Metadata-Version: 2.4
Name: linktrace
Version: 0.1.2
Summary: Async web crawler with rate limiting, robots.txt support, and broken link tracking
License-File: LICENSE
Requires-Python: >=3.12
Requires-Dist: aiofiles>=23.0
Requires-Dist: aiohttp>=3.10
Requires-Dist: lxml>=5.0
Requires-Dist: tenacity>=8.2.3
Requires-Dist: tldextract>=5.0
Provides-Extra: pandas
Requires-Dist: pandas>=2.0; extra == 'pandas'
Provides-Extra: polars
Requires-Dist: polars>=1.0; extra == 'polars'
Provides-Extra: pyarrow
Requires-Dist: pyarrow>=14.0; extra == 'pyarrow'
Provides-Extra: serializers
Requires-Dist: pandas>=2.0; extra == 'serializers'
Requires-Dist: polars>=1.0; extra == 'serializers'
Requires-Dist: pyarrow>=14.0; extra == 'serializers'
Description-Content-Type: text/markdown

# linktrace

Lightweight async web crawler for link analysis and HTML document processing.

**Perfect for:** Site structure analysis, link tracking, concurrent page fetching, HTML document transformation.

**Not:** A replacement for Scrapy. Use this when you need simple, focused crawling with automatic link classification and clean document models.

* What to produce *
Transcribe the linktrace package description word for word, from "Lightweight async web" up to and including "HTML document transformation.".

* Listed records *
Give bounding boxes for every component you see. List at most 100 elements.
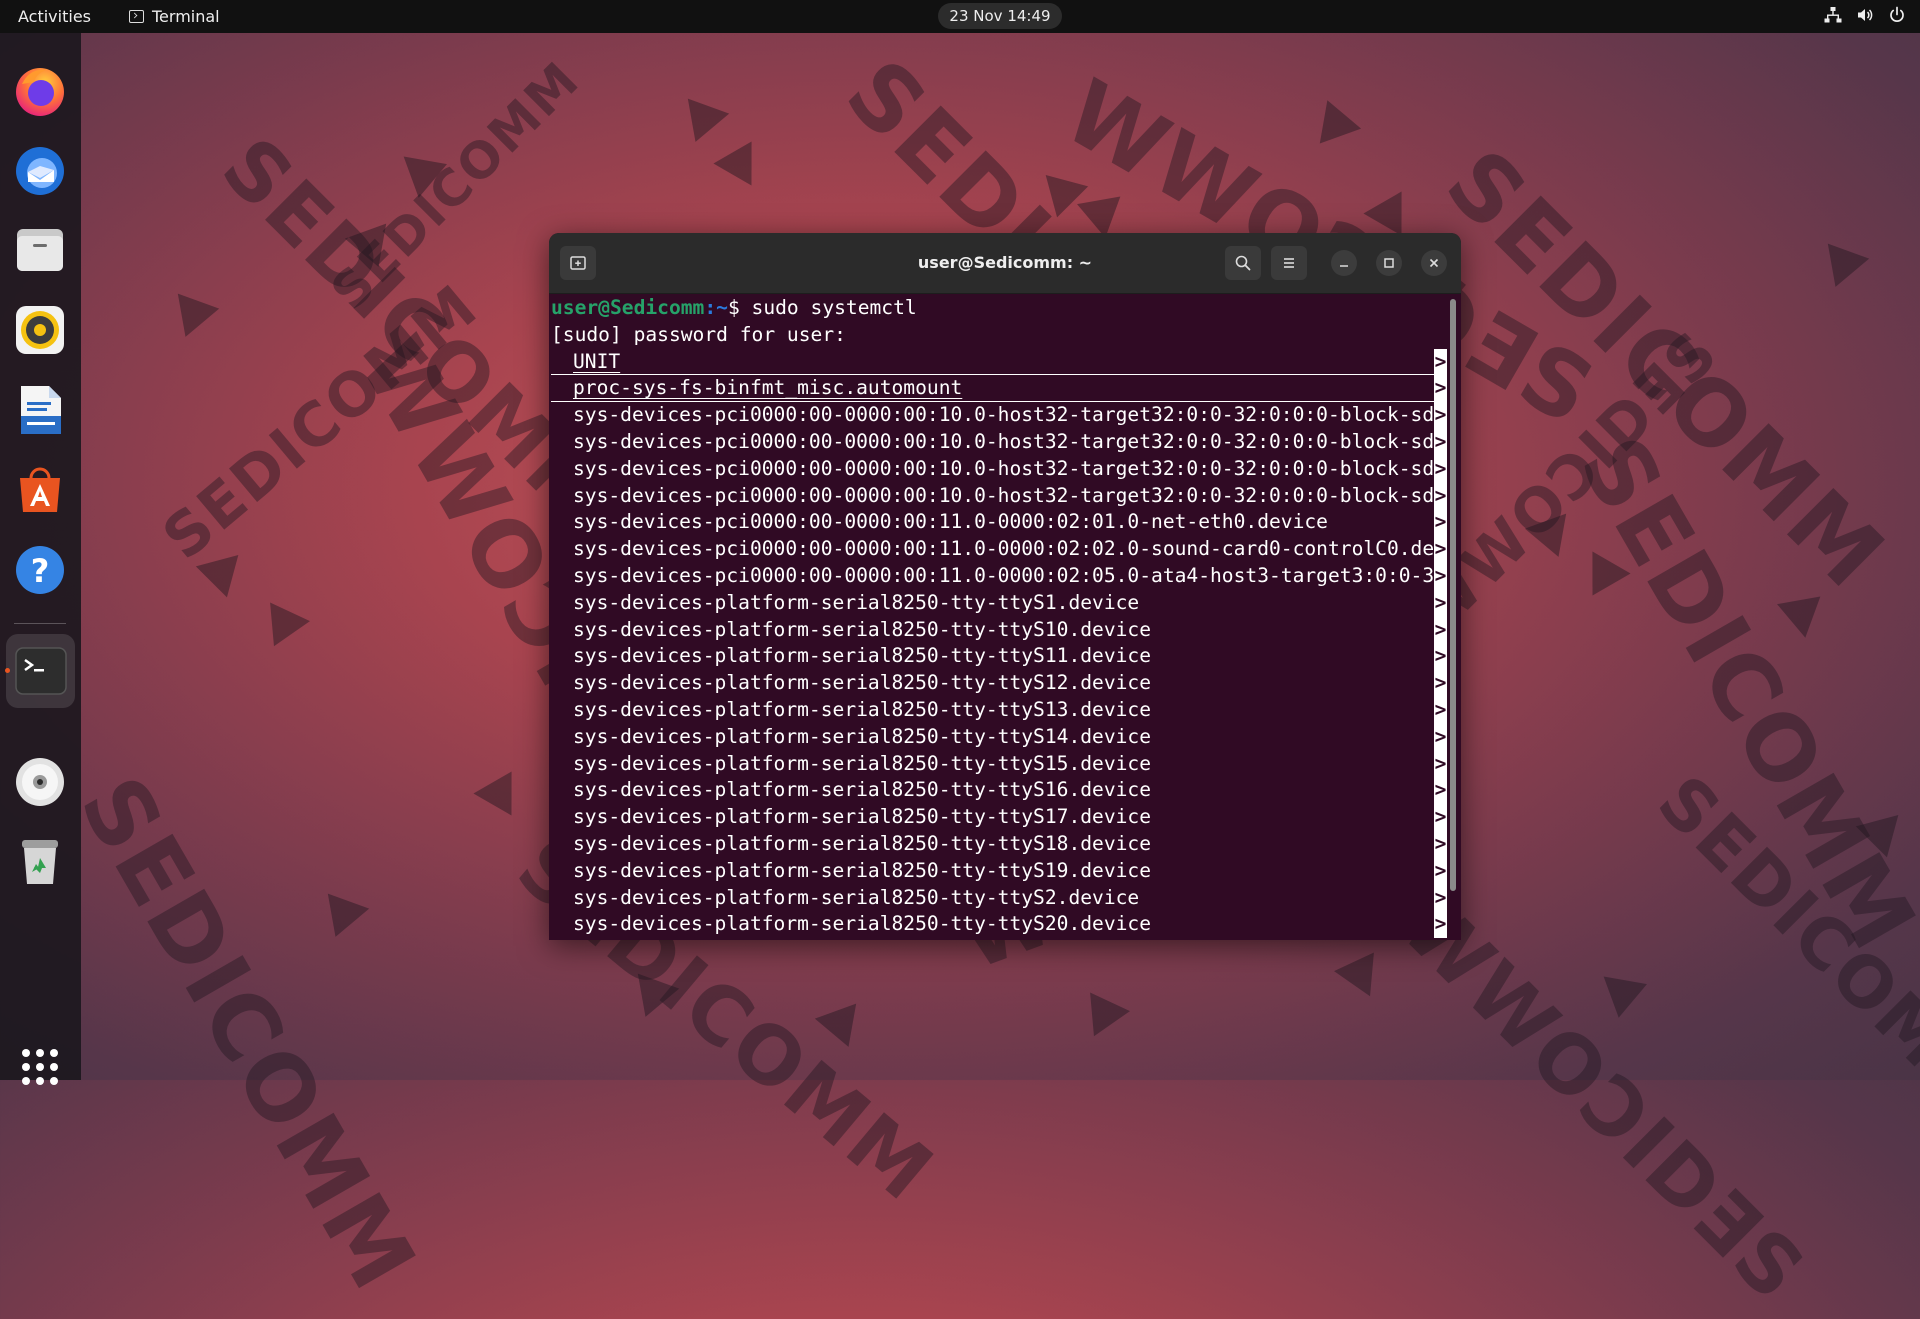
wallpaper-triangle <box>314 893 370 945</box>
dock-item-optical-drive[interactable] <box>12 754 68 810</box>
rhythmbox-icon <box>16 306 64 354</box>
search-icon <box>1235 255 1251 271</box>
clock-button[interactable]: 23 Nov 14:49 <box>938 3 1062 29</box>
unit-name: sys-devices-platform-serial8250-tty-ttyS… <box>573 885 1140 909</box>
wallpaper-triangle <box>1074 992 1130 1046</box>
truncation-marker: > <box>1434 911 1447 939</box>
network-icon[interactable] <box>1824 6 1842 24</box>
truncation-marker: > <box>1434 804 1447 831</box>
terminal-output[interactable]: user@Sedicomm:~$ sudo systemctl [sudo] p… <box>551 295 1447 940</box>
unit-row: sys-devices-platform-serial8250-tty-ttyS… <box>551 696 1447 724</box>
unit-row: sys-devices-platform-serial8250-tty-ttyS… <box>551 857 1447 885</box>
thunderbird-icon <box>16 147 64 195</box>
terminal-app-icon <box>129 10 144 23</box>
sudo-prompt-line: [sudo] password for user: <box>551 322 846 346</box>
unit-name: sys-devices-platform-serial8250-tty-ttyS… <box>573 751 1152 775</box>
unit-name: sys-devices-platform-serial8250-tty-ttyS… <box>573 805 1152 829</box>
truncation-marker: > <box>1434 509 1447 537</box>
unit-name: sys-devices-platform-serial8250-tty-ttyS… <box>573 617 1152 641</box>
unit-row: sys-devices-platform-serial8250-tty-ttyS… <box>551 777 1447 805</box>
dock-item-files[interactable] <box>12 222 68 278</box>
wallpaper-watermark: SEDICOMM <box>59 760 437 1309</box>
firefox-icon <box>16 68 64 116</box>
unit-name: sys-devices-pci0000:00-0000:00:10.0-host… <box>573 456 1434 480</box>
running-indicator <box>5 668 10 673</box>
wallpaper-triangle <box>674 98 730 150</box>
dock-item-show-apps[interactable] <box>12 1039 68 1095</box>
truncation-marker: > <box>1434 375 1447 403</box>
search-button[interactable] <box>1225 246 1261 280</box>
wallpaper-triangle <box>164 293 220 345</box>
dock-item-terminal[interactable] <box>5 634 75 708</box>
maximize-button[interactable] <box>1376 250 1402 276</box>
dock-item-writer[interactable] <box>12 382 68 438</box>
files-icon <box>17 229 63 271</box>
truncation-marker: > <box>1434 696 1447 724</box>
unit-row: sys-devices-pci0000:00-0000:00:11.0-0000… <box>551 509 1447 537</box>
wallpaper-triangle <box>254 602 310 656</box>
truncation-marker: > <box>1434 482 1447 510</box>
hamburger-menu-icon <box>1284 258 1294 268</box>
close-icon <box>1429 258 1439 268</box>
unit-name: sys-devices-platform-serial8250-tty-ttyS… <box>573 858 1152 882</box>
truncation-marker: > <box>1434 536 1447 563</box>
trash-icon <box>22 840 58 884</box>
wallpaper-triangle <box>1777 596 1827 642</box>
unit-row: sys-devices-platform-serial8250-tty-ttyS… <box>551 723 1447 751</box>
power-icon[interactable] <box>1888 6 1906 24</box>
dock-item-help[interactable]: ? <box>12 542 68 598</box>
terminal-scrollbar[interactable] <box>1450 299 1456 891</box>
app-center-icon <box>20 467 60 512</box>
unit-row: sys-devices-platform-serial8250-tty-ttyS… <box>551 589 1447 617</box>
unit-row: proc-sys-fs-binfmt_misc.automount > <box>551 375 1447 403</box>
terminal-titlebar[interactable]: user@Sedicomm: ~ <box>549 233 1461 294</box>
unit-row: sys-devices-pci0000:00-0000:00:10.0-host… <box>551 402 1447 429</box>
truncation-marker: > <box>1434 643 1447 671</box>
wallpaper-watermark: WWOƆIDƎS <box>1384 880 1824 1319</box>
unit-row: sys-devices-platform-serial8250-tty-ttyS… <box>551 884 1447 912</box>
dock-item-rhythmbox[interactable] <box>12 302 68 358</box>
unit-name: sys-devices-platform-serial8250-tty-ttyS… <box>573 912 1152 936</box>
prompt-path: :~ <box>704 296 728 319</box>
unit-name: proc-sys-fs-binfmt_misc.automount <box>573 376 963 400</box>
unit-name: sys-devices-platform-serial8250-tty-ttyS… <box>573 671 1152 695</box>
activities-button[interactable]: Activities <box>18 7 91 26</box>
unit-row: sys-devices-pci0000:00-0000:00:11.0-0000… <box>551 536 1447 563</box>
dock-item-firefox[interactable] <box>12 62 68 118</box>
disc-icon <box>16 758 64 806</box>
minimize-icon <box>1340 265 1348 267</box>
truncation-marker: > <box>1434 670 1447 697</box>
system-tray[interactable] <box>1824 6 1906 24</box>
dock-item-trash[interactable] <box>12 834 68 890</box>
column-header-row: UNIT > <box>551 348 1447 376</box>
unit-row: sys-devices-pci0000:00-0000:00:10.0-host… <box>551 455 1447 483</box>
prompt-line: user@Sedicomm:~$ sudo systemctl <box>551 295 1447 322</box>
top-bar: Activities Terminal 23 Nov 14:49 <box>0 0 1920 33</box>
window-title: user@Sedicomm: ~ <box>917 253 1093 272</box>
dock-item-thunderbird[interactable] <box>12 142 68 198</box>
close-button[interactable] <box>1421 250 1447 276</box>
terminal-window[interactable]: user@Sedicomm: ~ user@Sedicomm:~$ sudo s… <box>549 233 1461 940</box>
maximize-icon <box>1384 258 1394 268</box>
volume-icon[interactable] <box>1856 6 1874 24</box>
wallpaper-triangle <box>1814 243 1870 295</box>
app-menu-terminal[interactable]: Terminal <box>129 7 220 26</box>
truncation-marker: > <box>1434 723 1447 751</box>
dock-item-app-center[interactable] <box>12 462 68 518</box>
command-text: sudo systemctl <box>751 296 917 319</box>
unit-row: sys-devices-platform-serial8250-tty-ttyS… <box>551 830 1447 858</box>
minimize-button[interactable] <box>1331 250 1357 276</box>
truncation-marker: > <box>1434 616 1447 644</box>
unit-row: sys-devices-platform-serial8250-tty-ttyS… <box>551 911 1447 939</box>
prompt-symbol: $ <box>727 296 752 319</box>
unit-row: sys-devices-pci0000:00-0000:00:10.0-host… <box>551 482 1447 510</box>
menu-button[interactable] <box>1271 246 1307 280</box>
unit-name: sys-devices-pci0000:00-0000:00:10.0-host… <box>573 403 1434 427</box>
unit-row: sys-devices-platform-serial8250-tty-ttyS… <box>551 750 1447 778</box>
truncation-marker: > <box>1434 589 1447 617</box>
unit-name: sys-devices-pci0000:00-0000:00:11.0-0000… <box>573 510 1328 534</box>
truncation-marker: > <box>1434 857 1447 885</box>
unit-name: sys-devices-pci0000:00-0000:00:11.0-0000… <box>573 537 1434 561</box>
wallpaper-triangle <box>397 156 447 202</box>
unit-row: sys-devices-platform-serial8250-tty-ttyS… <box>551 670 1447 697</box>
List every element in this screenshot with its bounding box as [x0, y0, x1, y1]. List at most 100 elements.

* Final result *
Lightweight async web crawler for link analysis and HTML document processing.

**Perfect for:** Site structure analysis, link tracking, concurrent page fetching, HTML document transformation.